Locate the line containing "Output a JSON" in the material below. Copy that line and all following lines through the end exactly, omitting any pictures.

____

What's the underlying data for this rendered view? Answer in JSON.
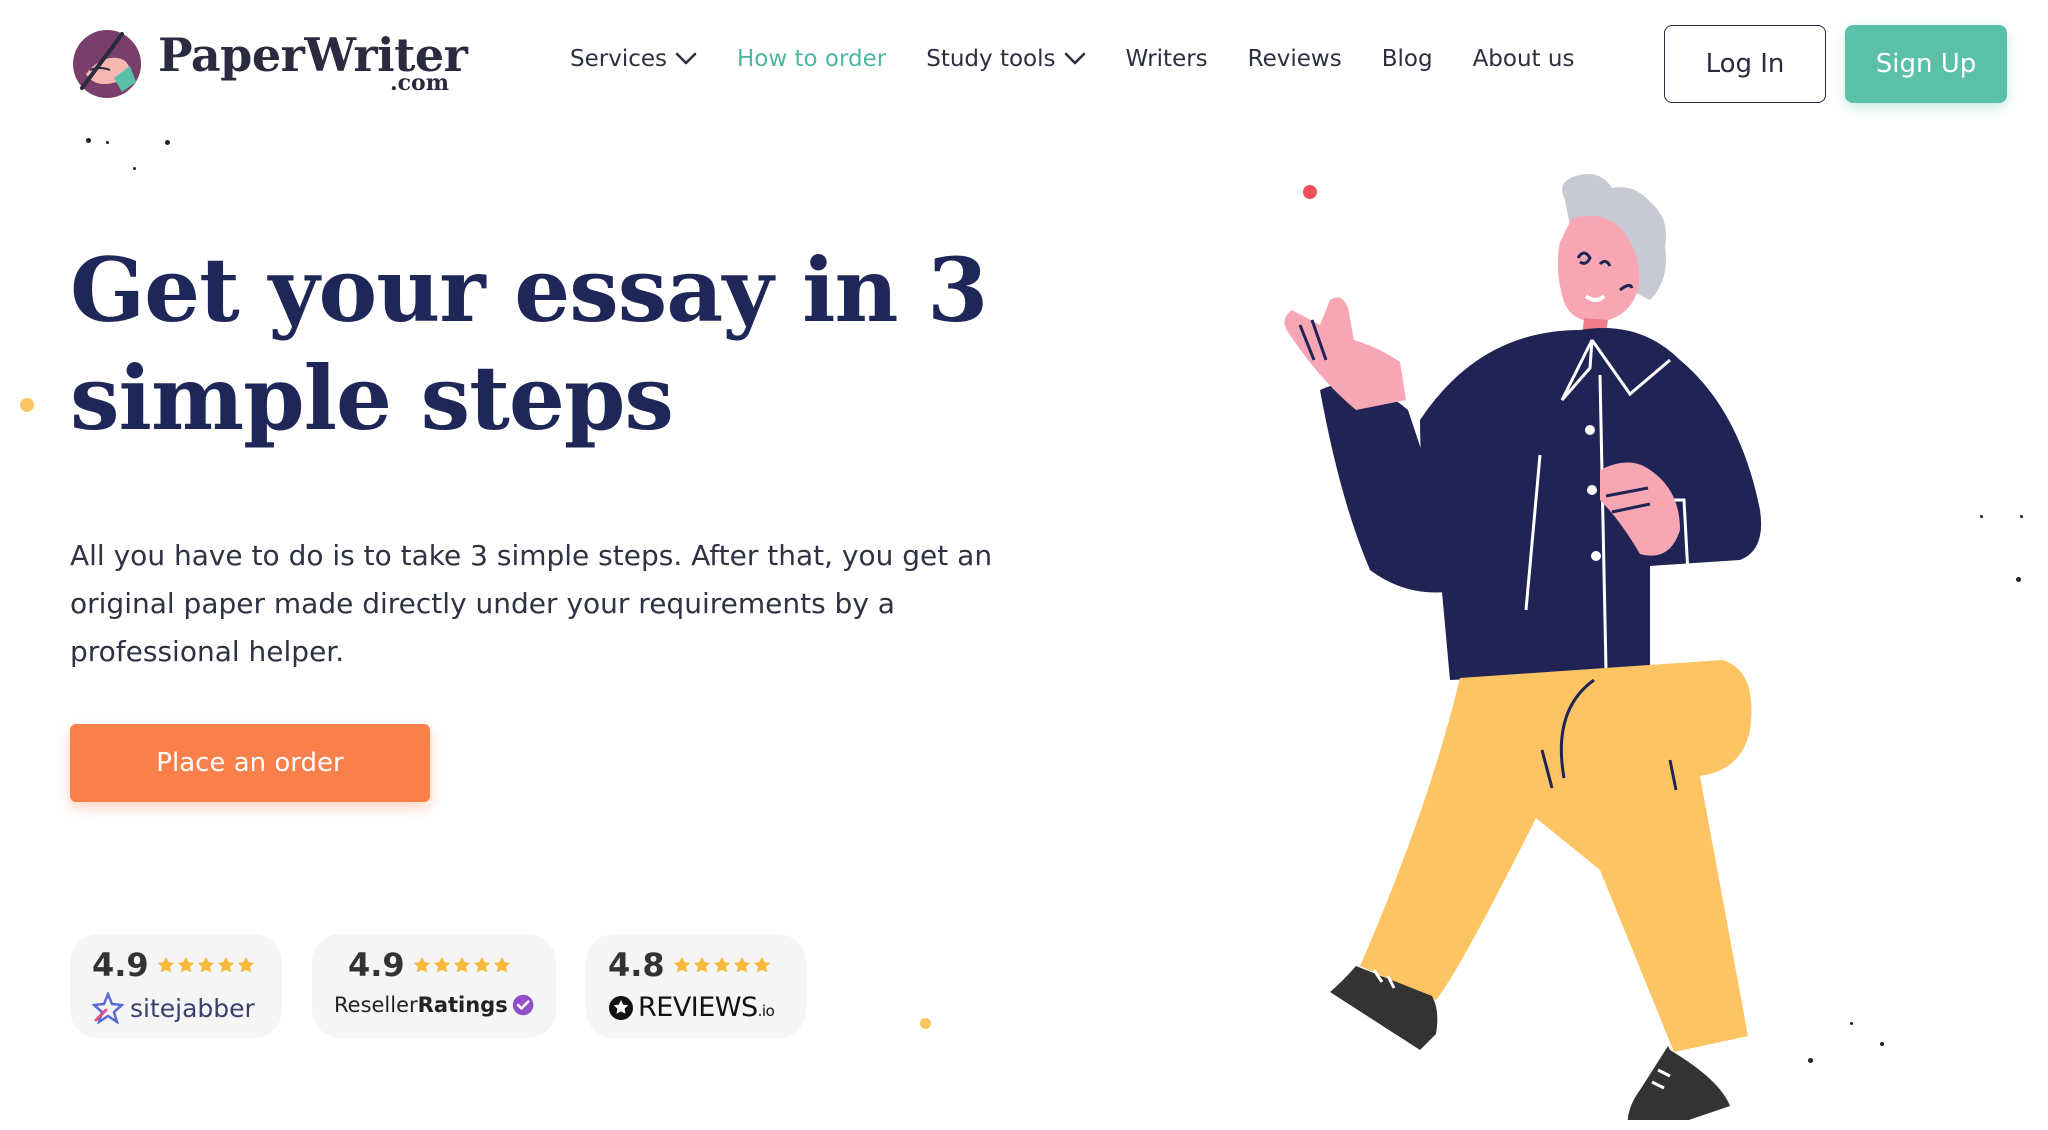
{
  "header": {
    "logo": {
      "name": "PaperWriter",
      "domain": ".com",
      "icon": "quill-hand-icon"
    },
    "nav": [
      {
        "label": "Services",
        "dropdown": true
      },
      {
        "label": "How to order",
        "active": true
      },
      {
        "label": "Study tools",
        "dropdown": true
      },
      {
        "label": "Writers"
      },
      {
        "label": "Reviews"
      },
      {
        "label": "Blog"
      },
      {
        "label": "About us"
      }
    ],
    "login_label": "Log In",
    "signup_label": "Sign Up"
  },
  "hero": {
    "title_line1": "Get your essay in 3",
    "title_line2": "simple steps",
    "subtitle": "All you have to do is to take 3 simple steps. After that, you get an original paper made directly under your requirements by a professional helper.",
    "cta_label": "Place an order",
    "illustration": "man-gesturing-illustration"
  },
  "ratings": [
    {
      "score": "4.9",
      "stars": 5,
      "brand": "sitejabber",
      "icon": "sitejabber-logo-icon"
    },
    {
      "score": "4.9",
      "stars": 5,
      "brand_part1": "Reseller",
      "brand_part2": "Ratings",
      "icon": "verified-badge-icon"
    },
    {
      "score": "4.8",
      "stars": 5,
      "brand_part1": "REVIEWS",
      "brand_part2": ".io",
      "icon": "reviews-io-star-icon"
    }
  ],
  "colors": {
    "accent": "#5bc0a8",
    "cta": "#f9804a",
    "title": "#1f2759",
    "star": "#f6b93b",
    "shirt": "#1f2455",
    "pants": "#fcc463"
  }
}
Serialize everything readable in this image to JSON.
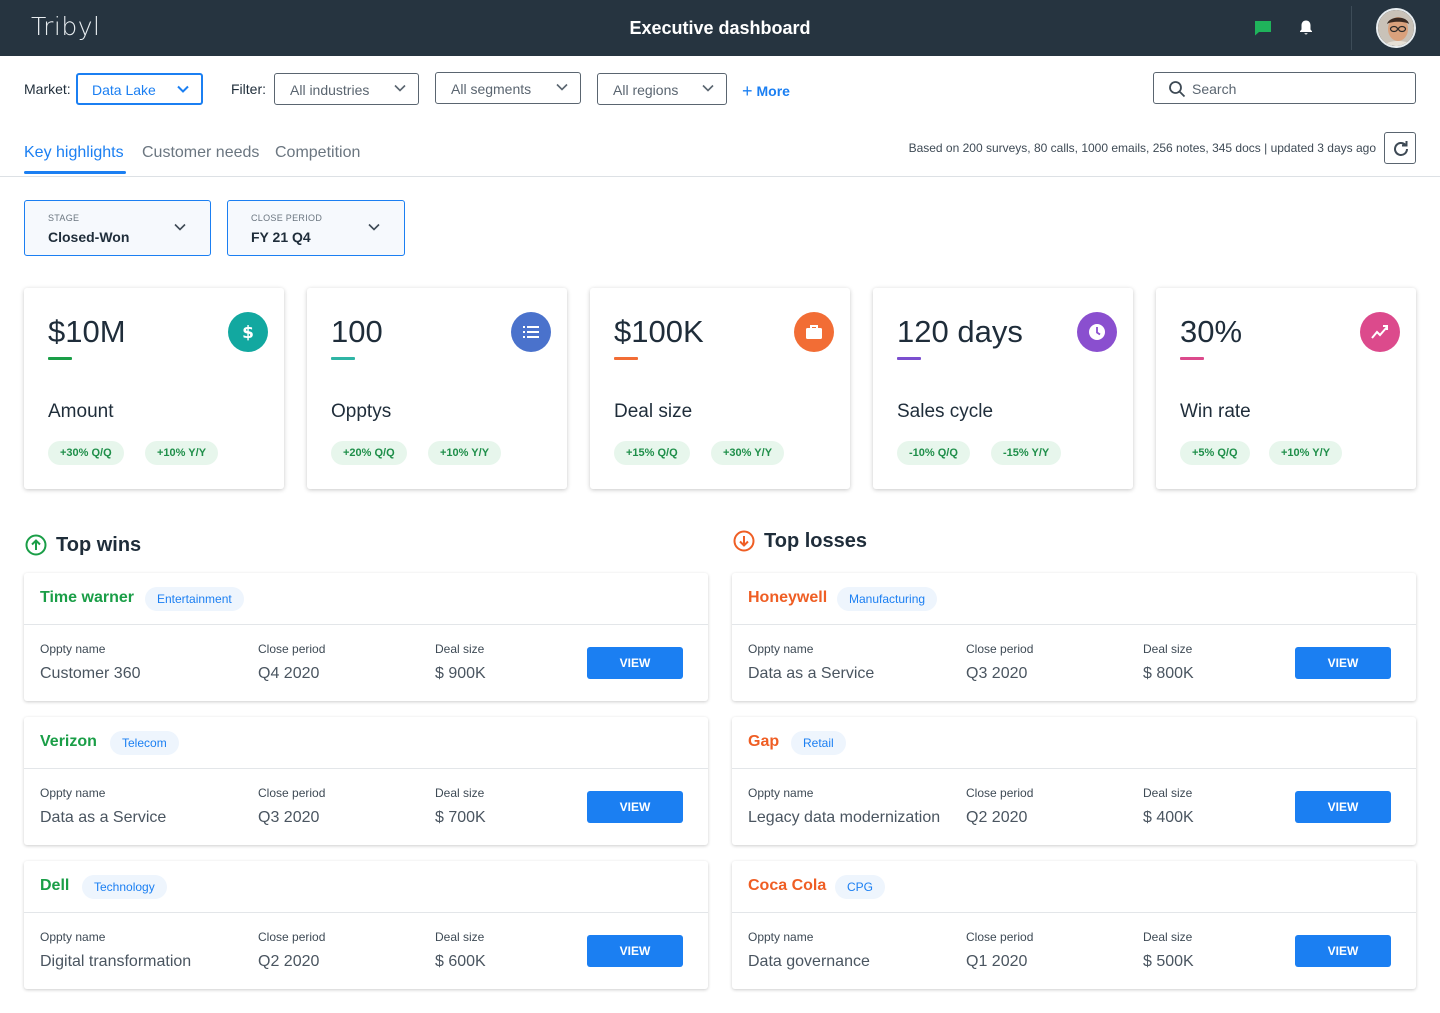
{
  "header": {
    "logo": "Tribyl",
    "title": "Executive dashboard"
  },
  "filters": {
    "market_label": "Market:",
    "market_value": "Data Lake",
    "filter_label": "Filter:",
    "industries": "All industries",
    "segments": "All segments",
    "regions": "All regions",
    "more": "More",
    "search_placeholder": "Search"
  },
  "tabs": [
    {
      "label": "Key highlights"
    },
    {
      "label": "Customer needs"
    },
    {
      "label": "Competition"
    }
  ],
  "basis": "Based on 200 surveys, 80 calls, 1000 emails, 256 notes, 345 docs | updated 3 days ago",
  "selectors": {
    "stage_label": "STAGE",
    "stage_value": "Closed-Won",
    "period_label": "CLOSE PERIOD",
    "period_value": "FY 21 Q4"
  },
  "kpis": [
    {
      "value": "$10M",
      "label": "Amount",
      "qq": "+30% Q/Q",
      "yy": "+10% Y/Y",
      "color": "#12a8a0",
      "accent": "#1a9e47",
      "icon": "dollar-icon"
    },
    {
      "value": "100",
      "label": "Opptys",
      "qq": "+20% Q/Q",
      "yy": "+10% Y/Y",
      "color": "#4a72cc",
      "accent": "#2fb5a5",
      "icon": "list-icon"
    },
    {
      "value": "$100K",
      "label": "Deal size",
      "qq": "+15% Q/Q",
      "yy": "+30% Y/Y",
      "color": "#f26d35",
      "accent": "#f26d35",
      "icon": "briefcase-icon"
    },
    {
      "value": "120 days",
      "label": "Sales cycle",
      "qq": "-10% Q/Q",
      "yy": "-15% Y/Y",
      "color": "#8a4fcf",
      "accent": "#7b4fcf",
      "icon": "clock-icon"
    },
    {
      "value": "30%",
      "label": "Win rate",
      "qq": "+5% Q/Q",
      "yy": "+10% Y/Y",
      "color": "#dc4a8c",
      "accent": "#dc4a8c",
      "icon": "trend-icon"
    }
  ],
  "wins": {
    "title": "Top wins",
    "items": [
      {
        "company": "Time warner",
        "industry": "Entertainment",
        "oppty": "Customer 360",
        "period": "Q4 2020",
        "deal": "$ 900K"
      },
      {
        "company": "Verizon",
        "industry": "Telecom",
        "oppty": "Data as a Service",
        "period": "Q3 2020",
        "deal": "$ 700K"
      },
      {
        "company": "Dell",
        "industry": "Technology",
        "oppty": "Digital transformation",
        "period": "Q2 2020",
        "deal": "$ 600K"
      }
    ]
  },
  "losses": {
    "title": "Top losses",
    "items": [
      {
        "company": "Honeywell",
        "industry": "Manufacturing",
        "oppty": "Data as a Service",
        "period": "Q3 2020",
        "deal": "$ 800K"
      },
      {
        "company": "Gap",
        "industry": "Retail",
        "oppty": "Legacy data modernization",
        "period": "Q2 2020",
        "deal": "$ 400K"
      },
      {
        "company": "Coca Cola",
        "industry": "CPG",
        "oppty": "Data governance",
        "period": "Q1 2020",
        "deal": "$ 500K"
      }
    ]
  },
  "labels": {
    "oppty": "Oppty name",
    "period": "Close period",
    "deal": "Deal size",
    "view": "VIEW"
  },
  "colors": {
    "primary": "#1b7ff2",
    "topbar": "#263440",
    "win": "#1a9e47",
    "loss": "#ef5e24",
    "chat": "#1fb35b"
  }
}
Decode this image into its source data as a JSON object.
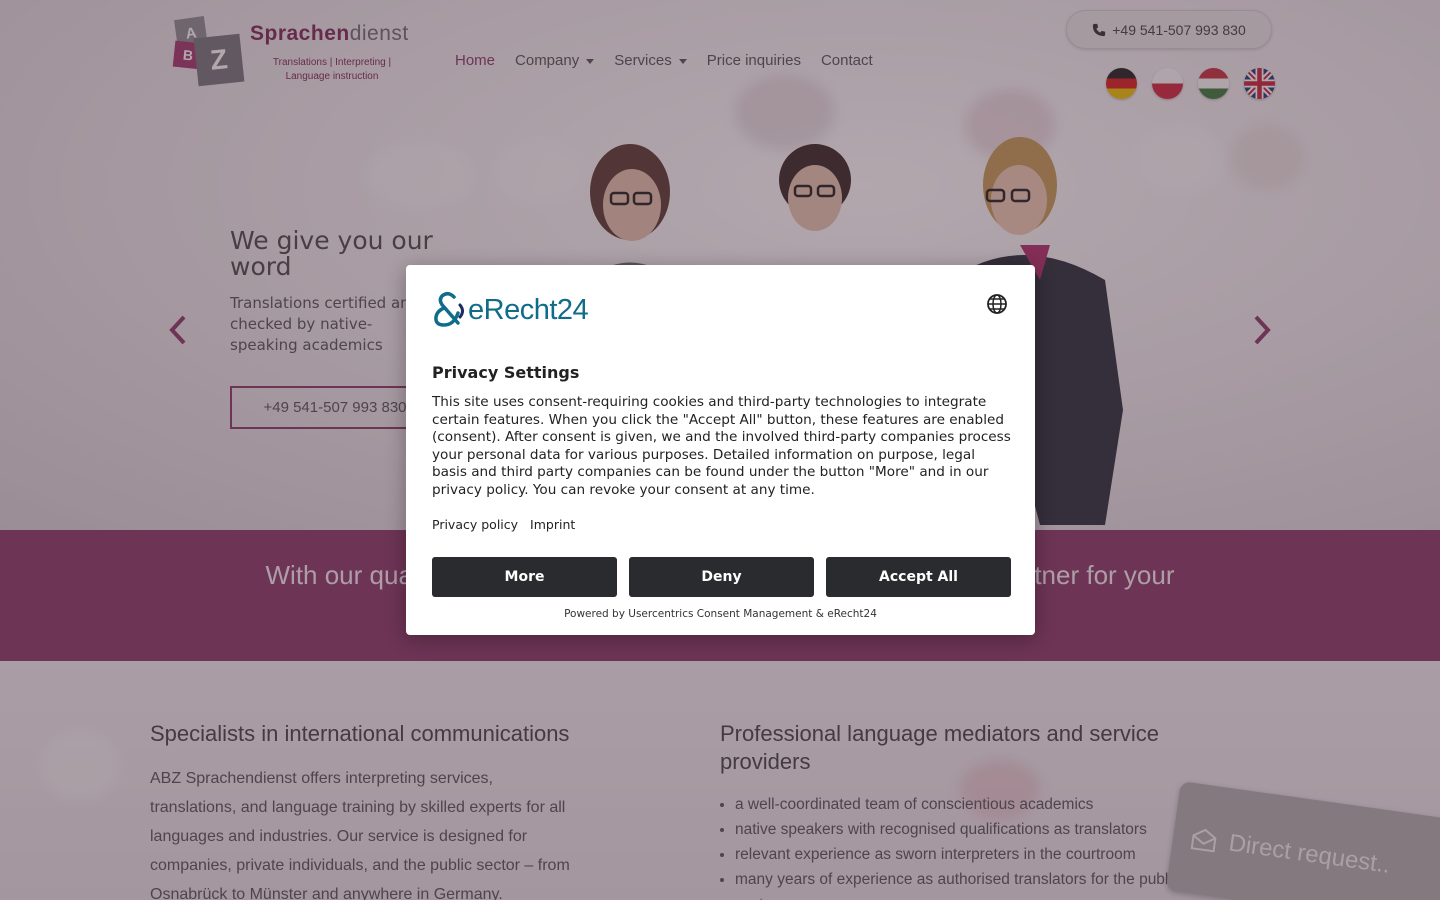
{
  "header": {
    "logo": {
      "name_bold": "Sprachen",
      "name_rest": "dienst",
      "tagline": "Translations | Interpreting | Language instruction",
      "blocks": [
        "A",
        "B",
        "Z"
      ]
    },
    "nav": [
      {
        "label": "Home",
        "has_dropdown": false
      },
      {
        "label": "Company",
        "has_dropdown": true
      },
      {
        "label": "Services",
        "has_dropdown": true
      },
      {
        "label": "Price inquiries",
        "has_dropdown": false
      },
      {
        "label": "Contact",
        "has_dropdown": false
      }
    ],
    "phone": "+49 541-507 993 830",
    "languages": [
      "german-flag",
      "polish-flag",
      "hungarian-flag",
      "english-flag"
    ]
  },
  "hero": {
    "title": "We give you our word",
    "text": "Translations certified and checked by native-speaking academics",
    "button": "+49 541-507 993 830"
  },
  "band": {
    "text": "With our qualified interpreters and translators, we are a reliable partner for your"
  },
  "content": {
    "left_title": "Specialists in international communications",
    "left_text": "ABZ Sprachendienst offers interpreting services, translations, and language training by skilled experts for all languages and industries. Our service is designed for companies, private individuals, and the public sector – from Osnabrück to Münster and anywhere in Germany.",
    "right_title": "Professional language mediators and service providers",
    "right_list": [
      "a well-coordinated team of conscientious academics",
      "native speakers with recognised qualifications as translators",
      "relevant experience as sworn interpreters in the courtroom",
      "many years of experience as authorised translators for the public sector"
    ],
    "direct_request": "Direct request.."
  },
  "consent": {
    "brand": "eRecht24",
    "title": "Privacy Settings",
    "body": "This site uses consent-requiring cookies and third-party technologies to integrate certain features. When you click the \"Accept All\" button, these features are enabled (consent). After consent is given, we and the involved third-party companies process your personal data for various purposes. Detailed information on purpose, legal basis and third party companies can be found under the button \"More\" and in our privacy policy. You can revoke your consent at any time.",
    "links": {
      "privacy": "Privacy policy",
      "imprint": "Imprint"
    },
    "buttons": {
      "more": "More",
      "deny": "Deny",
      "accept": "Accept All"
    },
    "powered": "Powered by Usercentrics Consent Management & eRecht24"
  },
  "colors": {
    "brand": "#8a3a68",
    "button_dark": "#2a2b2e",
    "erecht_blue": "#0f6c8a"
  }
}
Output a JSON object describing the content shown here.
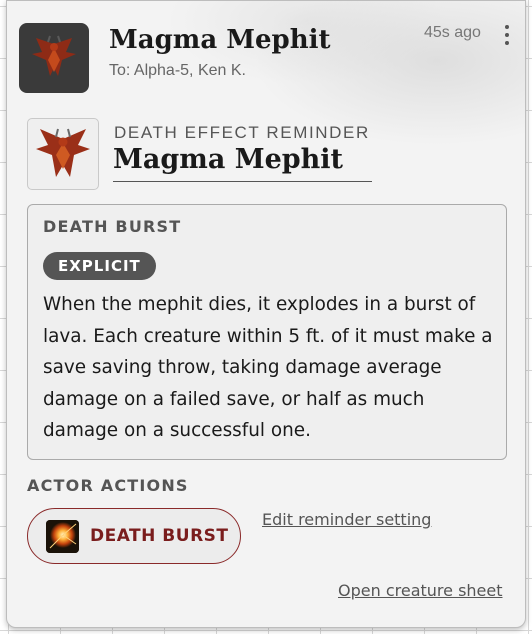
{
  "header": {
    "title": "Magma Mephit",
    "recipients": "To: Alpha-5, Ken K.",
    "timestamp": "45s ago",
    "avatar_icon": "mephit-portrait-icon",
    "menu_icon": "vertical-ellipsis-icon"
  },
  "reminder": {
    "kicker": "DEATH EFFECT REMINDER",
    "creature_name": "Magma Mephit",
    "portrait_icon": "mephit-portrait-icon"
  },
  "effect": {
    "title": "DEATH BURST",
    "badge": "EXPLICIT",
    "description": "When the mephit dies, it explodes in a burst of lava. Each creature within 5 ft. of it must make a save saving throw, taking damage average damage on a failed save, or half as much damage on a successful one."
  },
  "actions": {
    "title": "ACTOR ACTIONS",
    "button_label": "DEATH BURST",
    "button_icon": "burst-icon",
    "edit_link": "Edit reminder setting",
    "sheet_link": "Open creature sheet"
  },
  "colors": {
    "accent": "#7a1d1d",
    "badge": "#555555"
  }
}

____

→ REPLY TO THE TASK
Output a JSON object describing the content shown here.
{
  "header": {
    "title": "Magma Mephit",
    "recipients": "To: Alpha-5, Ken K.",
    "timestamp": "45s ago",
    "avatar_icon": "mephit-portrait-icon",
    "menu_icon": "vertical-ellipsis-icon"
  },
  "reminder": {
    "kicker": "DEATH EFFECT REMINDER",
    "creature_name": "Magma Mephit",
    "portrait_icon": "mephit-portrait-icon"
  },
  "effect": {
    "title": "DEATH BURST",
    "badge": "EXPLICIT",
    "description": "When the mephit dies, it explodes in a burst of lava. Each creature within 5 ft. of it must make a save saving throw, taking damage average damage on a failed save, or half as much damage on a successful one."
  },
  "actions": {
    "title": "ACTOR ACTIONS",
    "button_label": "DEATH BURST",
    "button_icon": "burst-icon",
    "edit_link": "Edit reminder setting",
    "sheet_link": "Open creature sheet"
  },
  "colors": {
    "accent": "#7a1d1d",
    "badge": "#555555"
  }
}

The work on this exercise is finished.